TASK BRIEF
Return each entry exactly, omitting nothing.

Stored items
===

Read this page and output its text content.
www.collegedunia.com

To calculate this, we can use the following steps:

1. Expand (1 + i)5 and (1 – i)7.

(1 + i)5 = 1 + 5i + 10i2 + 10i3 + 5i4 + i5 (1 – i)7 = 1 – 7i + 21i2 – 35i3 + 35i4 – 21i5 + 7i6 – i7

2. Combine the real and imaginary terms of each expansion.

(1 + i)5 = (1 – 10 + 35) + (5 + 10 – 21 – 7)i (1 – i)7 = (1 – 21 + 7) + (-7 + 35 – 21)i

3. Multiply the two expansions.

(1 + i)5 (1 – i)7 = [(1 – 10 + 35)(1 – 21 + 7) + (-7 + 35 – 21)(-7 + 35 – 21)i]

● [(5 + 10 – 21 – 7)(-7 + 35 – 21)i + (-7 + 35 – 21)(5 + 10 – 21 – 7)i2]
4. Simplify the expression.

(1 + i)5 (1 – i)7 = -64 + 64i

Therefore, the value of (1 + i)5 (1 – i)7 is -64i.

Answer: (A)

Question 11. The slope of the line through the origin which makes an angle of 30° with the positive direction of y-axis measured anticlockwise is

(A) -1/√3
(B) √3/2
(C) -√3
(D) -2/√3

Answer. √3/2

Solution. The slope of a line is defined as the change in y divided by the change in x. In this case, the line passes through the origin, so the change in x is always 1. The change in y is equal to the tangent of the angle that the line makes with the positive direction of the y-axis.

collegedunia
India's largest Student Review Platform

===

EXERCISE SOLUTION
Read this page and output its text content.
www.collegedunia.com

To calculate this, we can use the following steps:

1. Expand (1 + i)5 and (1 – i)7.

(1 + i)5 = 1 + 5i + 10i2 + 10i3 + 5i4 + i5 (1 – i)7 = 1 – 7i + 21i2 – 35i3 + 35i4 – 21i5 + 7i6 – i7

2. Combine the real and imaginary terms of each expansion.

(1 + i)5 = (1 – 10 + 35) + (5 + 10 – 21 – 7)i (1 – i)7 = (1 – 21 + 7) + (-7 + 35 – 21)i

3. Multiply the two expansions.

(1 + i)5 (1 – i)7 = [(1 – 10 + 35)(1 – 21 + 7) + (-7 + 35 – 21)(-7 + 35 – 21)i]

● [(5 + 10 – 21 – 7)(-7 + 35 – 21)i + (-7 + 35 – 21)(5 + 10 – 21 – 7)i2]
4. Simplify the expression.

(1 + i)5 (1 – i)7 = -64 + 64i

Therefore, the value of (1 + i)5 (1 – i)7 is -64i.

Answer: (A)

Question 11. The slope of the line through the origin which makes an angle of 30° with the positive direction of y-axis measured anticlockwise is

(A) -1/√3
(B) √3/2
(C) -√3
(D) -2/√3

Answer. √3/2

Solution. The slope of a line is defined as the change in y divided by the change in x. In this case, the line passes through the origin, so the change in x is always 1. The change in y is equal to the tangent of the angle that the line makes with the positive direction of the y-axis.

collegedunia
India's largest Student Review Platform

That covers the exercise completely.